• Exercise brief: Pick out the lines in the listing below that contain the word "configuration" and copy them.

• Supplied information:
........

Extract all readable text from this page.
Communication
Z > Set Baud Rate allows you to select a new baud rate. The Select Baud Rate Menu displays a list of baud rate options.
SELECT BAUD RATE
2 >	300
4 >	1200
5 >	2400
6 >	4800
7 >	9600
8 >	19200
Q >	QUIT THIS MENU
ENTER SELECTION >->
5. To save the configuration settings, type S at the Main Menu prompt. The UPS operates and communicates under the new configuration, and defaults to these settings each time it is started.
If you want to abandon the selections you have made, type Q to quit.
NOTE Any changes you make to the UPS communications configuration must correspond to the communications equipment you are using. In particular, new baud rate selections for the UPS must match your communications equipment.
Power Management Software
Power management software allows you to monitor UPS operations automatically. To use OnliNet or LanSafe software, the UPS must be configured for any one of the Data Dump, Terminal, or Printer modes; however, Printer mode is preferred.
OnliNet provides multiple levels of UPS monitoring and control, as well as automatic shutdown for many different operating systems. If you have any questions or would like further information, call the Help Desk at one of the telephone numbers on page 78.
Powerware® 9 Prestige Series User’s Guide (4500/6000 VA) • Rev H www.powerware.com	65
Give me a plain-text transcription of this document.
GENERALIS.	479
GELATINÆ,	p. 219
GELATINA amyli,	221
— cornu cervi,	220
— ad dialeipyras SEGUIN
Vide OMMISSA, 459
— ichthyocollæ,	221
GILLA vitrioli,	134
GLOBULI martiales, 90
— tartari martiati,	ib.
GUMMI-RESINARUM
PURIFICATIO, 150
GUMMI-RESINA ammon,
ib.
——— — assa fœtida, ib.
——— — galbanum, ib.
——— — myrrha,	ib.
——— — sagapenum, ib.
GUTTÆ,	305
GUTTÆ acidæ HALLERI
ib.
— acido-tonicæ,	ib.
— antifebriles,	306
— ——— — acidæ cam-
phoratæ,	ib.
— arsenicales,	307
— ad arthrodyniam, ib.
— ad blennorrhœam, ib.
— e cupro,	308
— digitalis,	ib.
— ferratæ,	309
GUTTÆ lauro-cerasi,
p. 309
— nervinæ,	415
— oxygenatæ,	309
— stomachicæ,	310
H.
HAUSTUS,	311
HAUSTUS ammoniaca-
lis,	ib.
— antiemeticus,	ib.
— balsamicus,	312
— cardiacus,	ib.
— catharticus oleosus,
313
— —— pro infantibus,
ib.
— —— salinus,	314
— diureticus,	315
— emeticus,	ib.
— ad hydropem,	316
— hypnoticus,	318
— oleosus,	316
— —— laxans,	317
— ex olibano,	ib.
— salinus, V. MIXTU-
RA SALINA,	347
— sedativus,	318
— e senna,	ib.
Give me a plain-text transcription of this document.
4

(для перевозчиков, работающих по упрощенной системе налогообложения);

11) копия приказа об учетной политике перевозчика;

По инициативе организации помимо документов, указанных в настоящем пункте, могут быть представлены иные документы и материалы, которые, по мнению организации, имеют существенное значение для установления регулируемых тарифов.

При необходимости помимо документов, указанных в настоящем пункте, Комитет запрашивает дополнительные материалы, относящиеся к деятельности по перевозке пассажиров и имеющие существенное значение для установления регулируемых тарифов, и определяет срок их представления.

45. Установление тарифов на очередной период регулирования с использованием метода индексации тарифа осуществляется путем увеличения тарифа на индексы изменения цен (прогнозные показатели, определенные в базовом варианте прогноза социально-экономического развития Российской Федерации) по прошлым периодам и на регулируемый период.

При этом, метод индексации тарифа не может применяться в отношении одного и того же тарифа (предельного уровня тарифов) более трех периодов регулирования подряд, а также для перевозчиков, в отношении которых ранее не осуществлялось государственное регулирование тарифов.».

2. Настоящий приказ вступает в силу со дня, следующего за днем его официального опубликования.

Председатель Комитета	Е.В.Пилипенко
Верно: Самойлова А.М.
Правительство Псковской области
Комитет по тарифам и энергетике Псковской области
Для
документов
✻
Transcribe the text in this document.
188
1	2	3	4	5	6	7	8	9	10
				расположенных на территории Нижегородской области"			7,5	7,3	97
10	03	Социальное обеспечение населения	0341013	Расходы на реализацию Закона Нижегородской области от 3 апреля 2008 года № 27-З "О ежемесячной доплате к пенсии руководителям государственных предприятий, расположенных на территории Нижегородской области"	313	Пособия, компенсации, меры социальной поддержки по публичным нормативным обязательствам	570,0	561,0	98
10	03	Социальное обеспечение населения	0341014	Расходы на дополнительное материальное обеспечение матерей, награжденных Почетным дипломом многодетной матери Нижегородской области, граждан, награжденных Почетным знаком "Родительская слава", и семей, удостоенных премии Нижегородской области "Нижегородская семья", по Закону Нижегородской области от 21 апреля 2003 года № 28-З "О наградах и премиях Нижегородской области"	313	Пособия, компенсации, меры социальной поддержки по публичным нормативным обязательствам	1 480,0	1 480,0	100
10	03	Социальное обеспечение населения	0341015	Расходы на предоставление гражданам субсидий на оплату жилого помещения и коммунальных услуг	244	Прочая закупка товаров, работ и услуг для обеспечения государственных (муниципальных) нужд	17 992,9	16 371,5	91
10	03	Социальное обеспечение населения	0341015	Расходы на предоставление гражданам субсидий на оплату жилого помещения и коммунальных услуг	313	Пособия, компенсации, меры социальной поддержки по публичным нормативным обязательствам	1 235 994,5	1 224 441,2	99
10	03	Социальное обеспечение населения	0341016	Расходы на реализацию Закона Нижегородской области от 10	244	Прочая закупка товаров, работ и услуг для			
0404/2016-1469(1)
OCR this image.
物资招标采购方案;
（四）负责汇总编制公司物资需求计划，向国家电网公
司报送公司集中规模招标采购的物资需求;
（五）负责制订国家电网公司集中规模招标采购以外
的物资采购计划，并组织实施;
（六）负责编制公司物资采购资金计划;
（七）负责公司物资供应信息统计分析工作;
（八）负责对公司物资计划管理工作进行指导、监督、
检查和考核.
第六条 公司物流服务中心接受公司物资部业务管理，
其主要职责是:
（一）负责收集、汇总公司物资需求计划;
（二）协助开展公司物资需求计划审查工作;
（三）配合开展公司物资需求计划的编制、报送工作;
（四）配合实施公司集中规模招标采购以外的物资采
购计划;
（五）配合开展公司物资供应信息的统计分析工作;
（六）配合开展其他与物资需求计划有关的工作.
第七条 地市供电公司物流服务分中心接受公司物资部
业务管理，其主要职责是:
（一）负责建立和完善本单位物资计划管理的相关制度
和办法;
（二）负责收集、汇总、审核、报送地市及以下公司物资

........

• Written answer:
5. To save the configuration settings, type S at the Main Menu prompt. The UPS operates and communicates under the new configuration, and defaults to these settings each time it is started.
NOTE Any changes you make to the UPS communications configuration must correspond to the communications equipment you are using. In particular, new baud rate selections for the UPS must match your communications equipment.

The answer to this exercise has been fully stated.